(Stored entries)
=-=-=
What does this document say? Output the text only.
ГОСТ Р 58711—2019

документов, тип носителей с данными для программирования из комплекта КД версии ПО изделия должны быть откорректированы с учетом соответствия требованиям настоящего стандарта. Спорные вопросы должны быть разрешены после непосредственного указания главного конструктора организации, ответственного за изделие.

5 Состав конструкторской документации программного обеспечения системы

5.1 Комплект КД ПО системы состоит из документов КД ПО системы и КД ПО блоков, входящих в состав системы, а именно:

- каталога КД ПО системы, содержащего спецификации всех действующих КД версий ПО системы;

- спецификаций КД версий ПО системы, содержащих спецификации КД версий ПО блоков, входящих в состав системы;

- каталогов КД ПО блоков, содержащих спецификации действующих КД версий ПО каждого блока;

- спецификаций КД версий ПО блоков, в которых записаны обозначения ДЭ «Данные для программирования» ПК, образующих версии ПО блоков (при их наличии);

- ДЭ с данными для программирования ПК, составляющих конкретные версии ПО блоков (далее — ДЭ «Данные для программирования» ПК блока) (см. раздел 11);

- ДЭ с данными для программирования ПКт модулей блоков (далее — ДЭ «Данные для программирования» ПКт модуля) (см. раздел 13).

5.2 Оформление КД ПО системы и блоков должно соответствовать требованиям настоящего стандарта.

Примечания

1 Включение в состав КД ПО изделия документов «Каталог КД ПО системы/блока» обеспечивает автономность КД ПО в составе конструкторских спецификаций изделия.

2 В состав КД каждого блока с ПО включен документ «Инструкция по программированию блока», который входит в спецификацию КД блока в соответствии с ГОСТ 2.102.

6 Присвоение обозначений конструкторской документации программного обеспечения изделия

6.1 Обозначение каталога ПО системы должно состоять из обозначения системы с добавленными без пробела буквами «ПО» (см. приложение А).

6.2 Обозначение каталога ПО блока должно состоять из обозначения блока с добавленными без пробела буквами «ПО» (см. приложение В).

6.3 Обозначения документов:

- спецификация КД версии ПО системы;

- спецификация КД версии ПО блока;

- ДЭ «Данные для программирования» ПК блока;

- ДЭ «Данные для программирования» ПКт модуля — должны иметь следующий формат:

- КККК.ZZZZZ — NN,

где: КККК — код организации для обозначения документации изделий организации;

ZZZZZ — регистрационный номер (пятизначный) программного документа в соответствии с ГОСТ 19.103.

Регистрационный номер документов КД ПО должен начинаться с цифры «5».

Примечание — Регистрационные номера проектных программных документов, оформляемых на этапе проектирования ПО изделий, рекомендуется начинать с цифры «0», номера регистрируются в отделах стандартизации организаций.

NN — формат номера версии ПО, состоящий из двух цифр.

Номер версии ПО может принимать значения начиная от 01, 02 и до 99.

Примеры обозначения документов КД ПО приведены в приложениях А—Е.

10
=-=-=
WORK INSTRUCTIONS:
Copy every line above in which the string "пробела" shows up.

RESPONSE:
6.1 Обозначение каталога ПО системы должно состоять из обозначения системы с добавленными без пробела буквами «ПО» (см. приложение А).
6.2 Обозначение каталога ПО блока должно состоять из обозначения блока с добавленными без пробела буквами «ПО» (см. приложение В).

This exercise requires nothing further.